WHAT THE TASK ASKS:
Copy out the entries in full and with complete accuracy; pictures are excluded.

Stored entries
────────
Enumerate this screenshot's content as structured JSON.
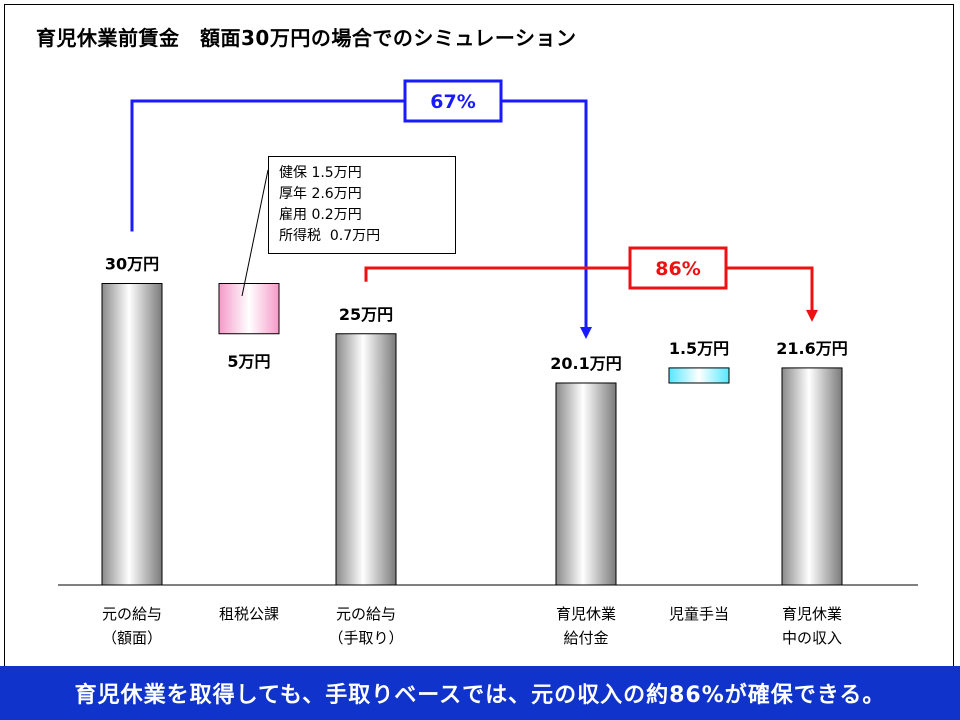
{
  "title": "育児休業前賃金　額面30万円の場合でのシミュレーション",
  "footer": "育児休業を取得しても、手取りベースでは、元の収入の約86%が確保できる。",
  "deductions": [
    "健保 1.5万円",
    "厚年 2.6万円",
    "雇用 0.2万円",
    "所得税  0.7万円"
  ],
  "colors": {
    "blue": "#1a1aff",
    "red": "#ee1111",
    "footer_bg": "#1033cc",
    "pink": "#f59ac8",
    "cyan": "#66eeff"
  },
  "chart_data": {
    "type": "bar",
    "categories": [
      [
        "元の給与",
        "（額面）"
      ],
      [
        "租税公課"
      ],
      [
        "元の給与",
        "（手取り）"
      ],
      [
        "育児休業",
        "給付金"
      ],
      [
        "児童手当"
      ],
      [
        "育児休業",
        "中の収入"
      ]
    ],
    "values": [
      30,
      5,
      25,
      20.1,
      1.5,
      21.6
    ],
    "value_labels": [
      "30万円",
      "5万円",
      "25万円",
      "20.1万円",
      "1.5万円",
      "21.6万円"
    ],
    "styles": [
      "gray",
      "pink",
      "gray",
      "gray",
      "cyan",
      "gray"
    ],
    "floating": [
      false,
      true,
      false,
      false,
      true,
      false
    ],
    "unit": "万円",
    "annotations": [
      {
        "label": "67%",
        "from": "元の給与（額面）",
        "to": "育児休業給付金",
        "color": "blue"
      },
      {
        "label": "86%",
        "from": "元の給与（手取り）",
        "to": "育児休業中の収入",
        "color": "red"
      }
    ]
  }
}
────────
SOLVED EXERCISE:
Enumerate this screenshot's content as structured JSON.
{
  "title": "育児休業前賃金　額面30万円の場合でのシミュレーション",
  "footer": "育児休業を取得しても、手取りベースでは、元の収入の約86%が確保できる。",
  "deductions": [
    "健保 1.5万円",
    "厚年 2.6万円",
    "雇用 0.2万円",
    "所得税  0.7万円"
  ],
  "colors": {
    "blue": "#1a1aff",
    "red": "#ee1111",
    "footer_bg": "#1033cc",
    "pink": "#f59ac8",
    "cyan": "#66eeff"
  },
  "chart_data": {
    "type": "bar",
    "categories": [
      [
        "元の給与",
        "（額面）"
      ],
      [
        "租税公課"
      ],
      [
        "元の給与",
        "（手取り）"
      ],
      [
        "育児休業",
        "給付金"
      ],
      [
        "児童手当"
      ],
      [
        "育児休業",
        "中の収入"
      ]
    ],
    "values": [
      30,
      5,
      25,
      20.1,
      1.5,
      21.6
    ],
    "value_labels": [
      "30万円",
      "5万円",
      "25万円",
      "20.1万円",
      "1.5万円",
      "21.6万円"
    ],
    "styles": [
      "gray",
      "pink",
      "gray",
      "gray",
      "cyan",
      "gray"
    ],
    "floating": [
      false,
      true,
      false,
      false,
      true,
      false
    ],
    "unit": "万円",
    "annotations": [
      {
        "label": "67%",
        "from": "元の給与（額面）",
        "to": "育児休業給付金",
        "color": "blue"
      },
      {
        "label": "86%",
        "from": "元の給与（手取り）",
        "to": "育児休業中の収入",
        "color": "red"
      }
    ]
  }
}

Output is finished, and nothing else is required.